[start of Document extract]
63. Subject as hereafter provided, the Independent Directors of the Corporation at any time shall comprise the Independent Directors’ Committee.  The Chair of the Board shall act as chair of the Independent Directors’ Committee.  The duties of the Independent Directors’ Committee shall include, among other duties assigned by the Board from time to time, the review of appropriate candidates for election as Independent Directors for recommendation to the Members.

Any member of the Independent Directors’ Committee may be removed from such committee at any time at the discretion of the Board only upon a resolution of the Board being passed that was supported by at least a two-thirds (2/3rds) majority of the votes cast by the remaining Independent Directors.

64. The Board shall appoint a committee having the duty to recommend Standards and any amendment thereto from time to time to the Board for approval, which, when approved by the Board, shall be applicable to the Corporation and to Subscribers.  The Council of Lloyd’s shall require all Members of Lloyd’s and/or Lloyd’s managing agents to comply with any Standards approved by the Board.

65. The Board may from time to time constitute such other committees of the Board as it deems necessary, for such purposes and with such duties, other than as set out in sections 63 and 64, as may be prescribed by the Board, and whose members shall serve at the pleasure of the Board.  The presence of a majority of committee members – provided that such majority constitutes a total number of those committee members who are Independent Directors greater than the number of those committee members who are Industry Directors present at the meeting – shall be necessary to constitute a quorum for the transaction of business at committee meetings.  No business shall be transacted at any committee meeting unless a quorum is present at the commencement of and throughout the meeting. The duties of such committees may include, among other duties assigned by the Board from time to time:

    1. the review of the proposed budget of the Corporation prior to approval by the Board;
    2. the review of the remuneration and benefits of officers, agents and employees and committee members annually prior to the Board’s approval of the budget for the next financial year and the committee shall report to the Board on the review; and
    3. the review of the audited annual financial statements of the Corporation before they are approved by the Board and meeting with the public accountant to discuss the financial statements of the Corporation.

66. Each committee of the Corporation may formulate its own rules of procedure subject to such regulations and/or directions as the Board may from time to time make in respect thereof. Committees may meet for the transaction of business, adjourn and otherwise regulate their meetings as they think fit. Questions arising at any meeting of a committee shall be decided by a majority of votes.  The Board may fix any remuneration to be paid, if any, to members of any committee.  Any member of any such committee shall be removable from such committee at any time at the discretion of the Board.
[end of Document extract]
[start of Information given]
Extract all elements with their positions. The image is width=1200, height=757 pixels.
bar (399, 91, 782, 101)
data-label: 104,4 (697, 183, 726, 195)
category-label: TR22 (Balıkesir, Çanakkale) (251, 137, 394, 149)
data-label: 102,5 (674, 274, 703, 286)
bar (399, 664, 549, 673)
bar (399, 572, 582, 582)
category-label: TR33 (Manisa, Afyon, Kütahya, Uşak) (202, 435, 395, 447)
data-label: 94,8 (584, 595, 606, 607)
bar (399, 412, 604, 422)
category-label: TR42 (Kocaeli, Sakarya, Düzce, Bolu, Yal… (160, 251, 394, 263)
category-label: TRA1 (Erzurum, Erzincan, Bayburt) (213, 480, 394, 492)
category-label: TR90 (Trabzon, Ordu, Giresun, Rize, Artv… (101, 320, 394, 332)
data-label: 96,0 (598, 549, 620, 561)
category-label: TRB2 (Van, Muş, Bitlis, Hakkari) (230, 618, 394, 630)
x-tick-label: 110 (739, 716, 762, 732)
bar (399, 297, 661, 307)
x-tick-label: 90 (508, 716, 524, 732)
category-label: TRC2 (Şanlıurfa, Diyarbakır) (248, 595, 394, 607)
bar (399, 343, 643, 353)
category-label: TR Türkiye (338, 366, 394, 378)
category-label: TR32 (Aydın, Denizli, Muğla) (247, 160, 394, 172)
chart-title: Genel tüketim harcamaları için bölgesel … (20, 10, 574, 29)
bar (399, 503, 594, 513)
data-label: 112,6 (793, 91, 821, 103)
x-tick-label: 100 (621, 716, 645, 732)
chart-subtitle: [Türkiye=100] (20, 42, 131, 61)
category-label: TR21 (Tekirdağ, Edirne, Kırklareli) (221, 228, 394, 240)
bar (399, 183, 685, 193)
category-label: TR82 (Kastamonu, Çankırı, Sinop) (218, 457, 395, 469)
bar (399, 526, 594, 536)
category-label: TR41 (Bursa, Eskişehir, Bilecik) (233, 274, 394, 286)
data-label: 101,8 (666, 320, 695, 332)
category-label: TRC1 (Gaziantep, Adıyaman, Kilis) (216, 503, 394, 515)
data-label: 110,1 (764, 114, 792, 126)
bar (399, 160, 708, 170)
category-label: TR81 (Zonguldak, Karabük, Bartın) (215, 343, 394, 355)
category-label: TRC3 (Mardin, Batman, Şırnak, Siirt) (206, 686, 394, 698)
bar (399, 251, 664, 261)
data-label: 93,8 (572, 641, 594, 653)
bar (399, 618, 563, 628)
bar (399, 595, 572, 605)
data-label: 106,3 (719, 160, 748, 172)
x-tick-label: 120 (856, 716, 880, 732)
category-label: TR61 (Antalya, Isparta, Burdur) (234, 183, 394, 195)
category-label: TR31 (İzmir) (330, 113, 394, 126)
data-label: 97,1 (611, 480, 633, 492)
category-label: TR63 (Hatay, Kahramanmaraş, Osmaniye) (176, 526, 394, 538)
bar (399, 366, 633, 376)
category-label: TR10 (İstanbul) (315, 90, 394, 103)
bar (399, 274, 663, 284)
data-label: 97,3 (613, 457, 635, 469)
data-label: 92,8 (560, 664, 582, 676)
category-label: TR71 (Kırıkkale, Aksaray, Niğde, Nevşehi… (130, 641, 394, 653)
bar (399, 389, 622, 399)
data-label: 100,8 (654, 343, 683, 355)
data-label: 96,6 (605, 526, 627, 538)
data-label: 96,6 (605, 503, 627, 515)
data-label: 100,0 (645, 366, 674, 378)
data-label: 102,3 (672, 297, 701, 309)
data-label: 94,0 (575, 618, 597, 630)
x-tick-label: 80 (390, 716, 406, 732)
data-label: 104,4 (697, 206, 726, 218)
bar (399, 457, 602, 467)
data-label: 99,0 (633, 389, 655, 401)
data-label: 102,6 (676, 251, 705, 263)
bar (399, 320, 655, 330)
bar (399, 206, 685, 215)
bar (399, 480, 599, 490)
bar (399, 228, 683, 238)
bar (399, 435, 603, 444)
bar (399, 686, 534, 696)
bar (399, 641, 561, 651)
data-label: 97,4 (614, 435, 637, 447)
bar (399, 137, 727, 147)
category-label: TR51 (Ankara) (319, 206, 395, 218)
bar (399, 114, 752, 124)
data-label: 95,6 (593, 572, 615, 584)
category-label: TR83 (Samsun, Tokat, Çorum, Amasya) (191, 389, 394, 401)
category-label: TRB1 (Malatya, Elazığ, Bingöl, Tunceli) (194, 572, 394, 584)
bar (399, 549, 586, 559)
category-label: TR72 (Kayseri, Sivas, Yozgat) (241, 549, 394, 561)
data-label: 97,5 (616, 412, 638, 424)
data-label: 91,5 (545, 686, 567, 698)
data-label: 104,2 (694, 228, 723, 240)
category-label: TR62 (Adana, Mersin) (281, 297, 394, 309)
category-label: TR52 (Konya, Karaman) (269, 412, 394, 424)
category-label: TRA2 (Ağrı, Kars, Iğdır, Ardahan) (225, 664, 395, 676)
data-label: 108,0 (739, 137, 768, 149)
[end of Information given]
- [Instructions to follow] Please turn the paragraph of the board committees text that begins "Each committee of the Corporation may formulate" into a short bulleted list that keeps its main facts.

- [Solution for this task]
- Each committee may set its own rules of procedure, subject to any regulations or directions the Board makes.
- Committees may meet, adjourn and otherwise regulate their meetings as they think fit.
- Questions at a committee meeting are decided by majority vote.
- The Board may fix any remuneration for committee members.
- The Board may remove any committee member at any time at its discretion.